**TASK STATEMENT**
Scan the data below. Pull out each line where "Absolute" occurs.

━━━ PROVIDED MATERIAL

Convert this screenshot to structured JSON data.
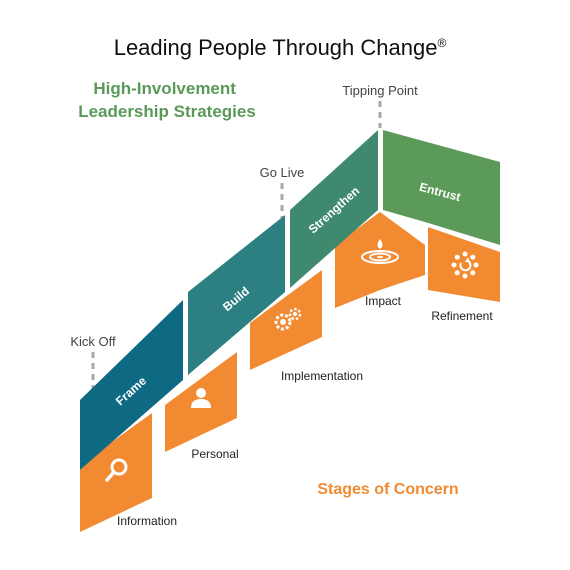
{
  "title": "Leading People Through Change",
  "title_mark": "®",
  "strategies_heading": [
    "High-Involvement",
    "Leadership Strategies"
  ],
  "stages_heading": "Stages of Concern",
  "milestones": [
    "Kick Off",
    "Go Live",
    "Tipping Point"
  ],
  "strategies": [
    "Frame",
    "Build",
    "Strengthen",
    "Entrust"
  ],
  "concerns": [
    {
      "label": "Information",
      "icon": "magnifier-icon"
    },
    {
      "label": "Personal",
      "icon": "person-icon"
    },
    {
      "label": "Implementation",
      "icon": "gears-icon"
    },
    {
      "label": "Impact",
      "icon": "ripple-icon"
    },
    {
      "label": "Refinement",
      "icon": "refresh-cycle-icon"
    }
  ],
  "colors": {
    "frame": "#0e6a82",
    "build": "#2c8082",
    "strengthen": "#3f8a6e",
    "entrust": "#5c9a5a",
    "orange": "#f28a32",
    "green_text": "#5a9a58",
    "orange_text": "#f28a32"
  }
}
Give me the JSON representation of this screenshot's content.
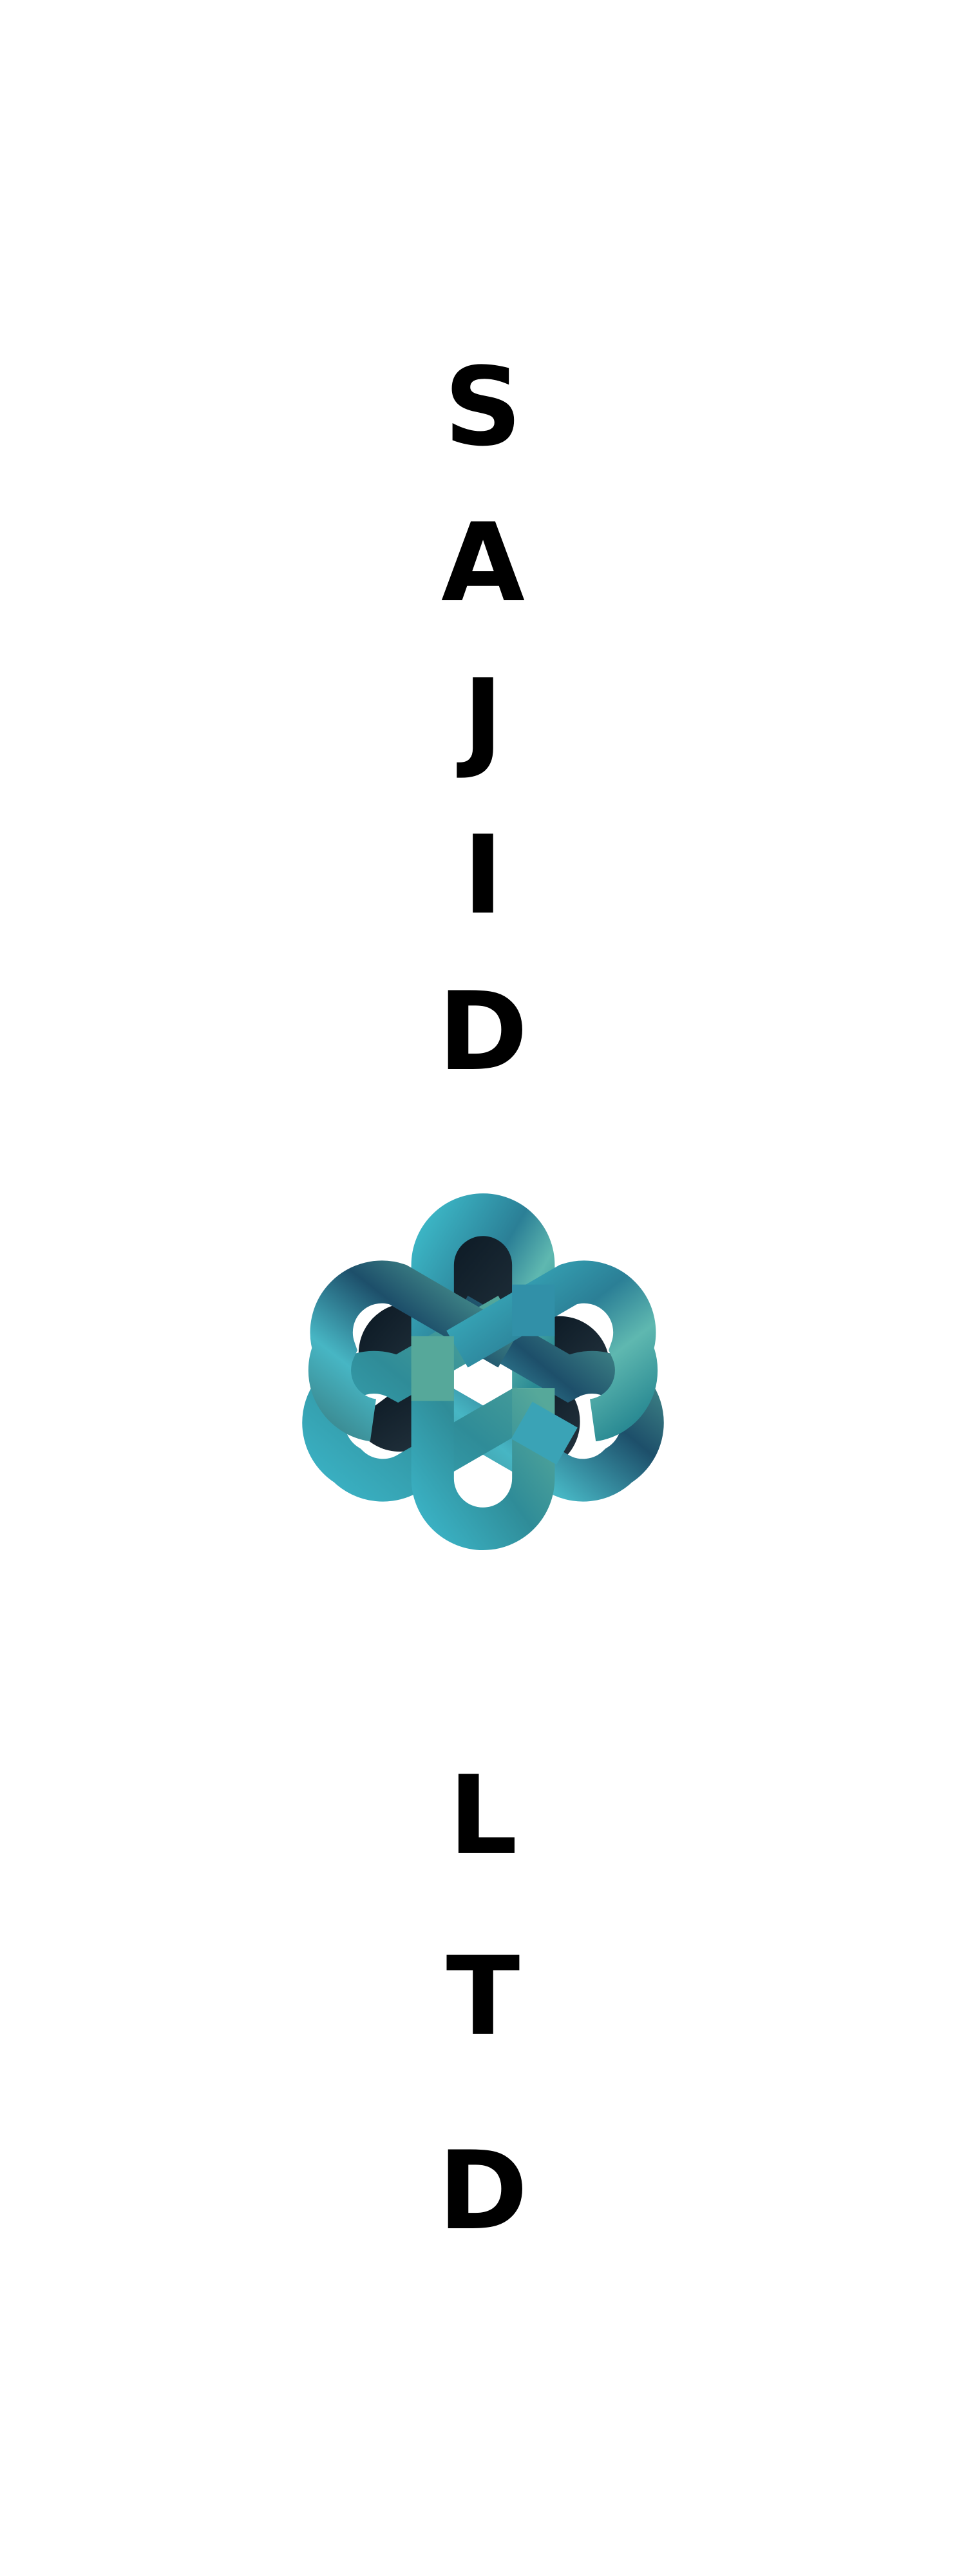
{
  "brand": {
    "name_letters": [
      "S",
      "A",
      "J",
      "I",
      "D"
    ],
    "suffix_letters": [
      "L",
      "T",
      "D"
    ],
    "logo": "interlaced-knot-logo"
  },
  "colors": {
    "text": "#000000",
    "background": "#ffffff",
    "teal_light": "#4bc0cc",
    "teal_mid": "#2e8fa3",
    "teal_green": "#56a89a",
    "navy_dark": "#0c1a26"
  }
}
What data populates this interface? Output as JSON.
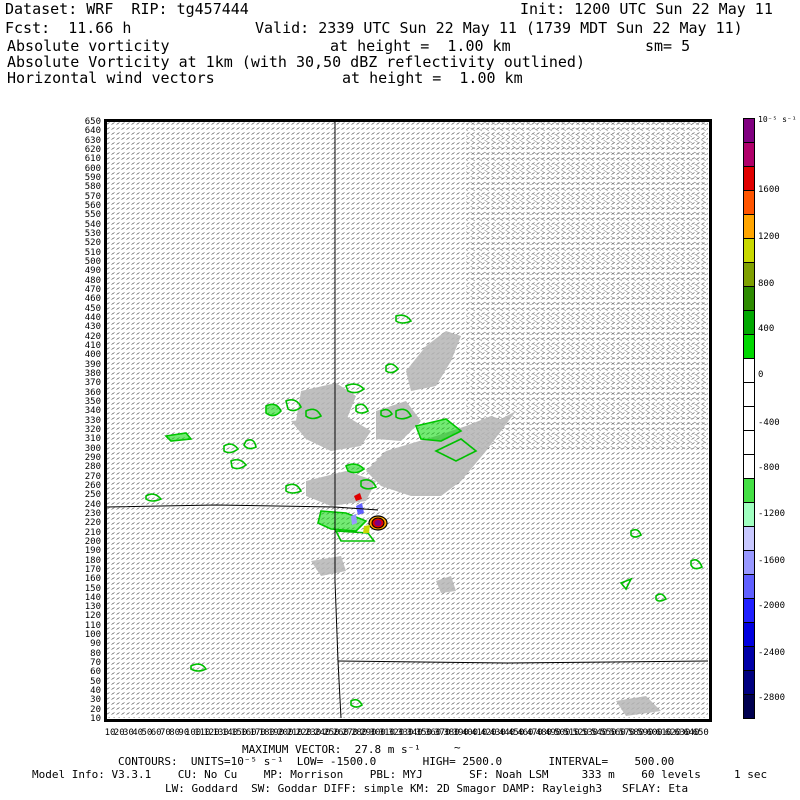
{
  "header": {
    "dataset_line": "Dataset: WRF  RIP: tg457444",
    "init_line": "Init: 1200 UTC Sun 22 May 11",
    "fcst_line": "Fcst:  11.66 h",
    "valid_line": "Valid: 2339 UTC Sun 22 May 11 (1739 MDT Sun 22 May 11)",
    "field1_name": "Absolute vorticity",
    "field1_height": "at height =  1.00 km",
    "field1_smooth": "sm= 5",
    "field2_name": "Absolute Vorticity at 1km (with 30,50 dBZ reflectivity outlined)",
    "field3_name": "Horizontal wind vectors",
    "field3_height": "at height =  1.00 km"
  },
  "y_axis_ticks": [
    "650",
    "640",
    "630",
    "620",
    "610",
    "600",
    "590",
    "580",
    "570",
    "560",
    "550",
    "540",
    "530",
    "520",
    "510",
    "500",
    "490",
    "480",
    "470",
    "460",
    "450",
    "440",
    "430",
    "420",
    "410",
    "400",
    "390",
    "380",
    "370",
    "360",
    "350",
    "340",
    "330",
    "320",
    "310",
    "300",
    "290",
    "280",
    "270",
    "260",
    "250",
    "240",
    "230",
    "220",
    "210",
    "200",
    "190",
    "180",
    "170",
    "160",
    "150",
    "140",
    "130",
    "120",
    "110",
    "100",
    "90",
    "80",
    "70",
    "60",
    "50",
    "40",
    "30",
    "20",
    "10"
  ],
  "x_axis_ticks": [
    "10",
    "20",
    "30",
    "40",
    "50",
    "60",
    "70",
    "80",
    "90",
    "100",
    "110",
    "120",
    "130",
    "140",
    "150",
    "160",
    "170",
    "180",
    "190",
    "200",
    "210",
    "220",
    "230",
    "240",
    "250",
    "260",
    "270",
    "280",
    "290",
    "300",
    "310",
    "320",
    "330",
    "340",
    "350",
    "360",
    "370",
    "380",
    "390",
    "400",
    "410",
    "420",
    "430",
    "440",
    "450",
    "460",
    "470",
    "480",
    "490",
    "500",
    "510",
    "520",
    "530",
    "540",
    "550",
    "560",
    "570",
    "580",
    "590",
    "600",
    "610",
    "620",
    "630",
    "640",
    "650"
  ],
  "colorbar": {
    "units": "10⁻⁵ s⁻¹",
    "labels": [
      "1600",
      "1200",
      "800",
      "400",
      "0",
      "-400",
      "-800",
      "-1200",
      "-1600",
      "-2000",
      "-2400",
      "-2800"
    ],
    "colors": [
      "#800080",
      "#b0006a",
      "#e00000",
      "#ff5500",
      "#ffa500",
      "#c8d800",
      "#7fa000",
      "#2d8b00",
      "#00a800",
      "#00d800",
      "#ffffff",
      "#ffffff",
      "#ffffff",
      "#ffffff",
      "#ffffff",
      "#44e044",
      "#a0ffc0",
      "#c8c8ff",
      "#9898ff",
      "#6060ff",
      "#2020ff",
      "#0000e0",
      "#0000a8",
      "#000080",
      "#000050"
    ]
  },
  "footer": {
    "max_vector": "MAXIMUM VECTOR:  27.8 m s⁻¹",
    "contours_line": "CONTOURS:  UNITS=10⁻⁵ s⁻¹  LOW= -1500.0       HIGH= 2500.0       INTERVAL=    500.00",
    "model_info_line": "Model Info: V3.3.1    CU: No Cu    MP: Morrison    PBL: MYJ       SF: Noah LSM     333 m    60 levels     1 sec",
    "physics_line": "LW: Goddard  SW: Goddar DIFF: simple KM: 2D Smagor DAMP: Rayleigh3   SFLAY: Eta"
  }
}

━━━━━━

**CORRECT RESPONSE**
    "field1_name": "Absolute vorticity",
    "field2_name": "Absolute Vorticity at 1km (with 30,50 dBZ reflectivity outlined)",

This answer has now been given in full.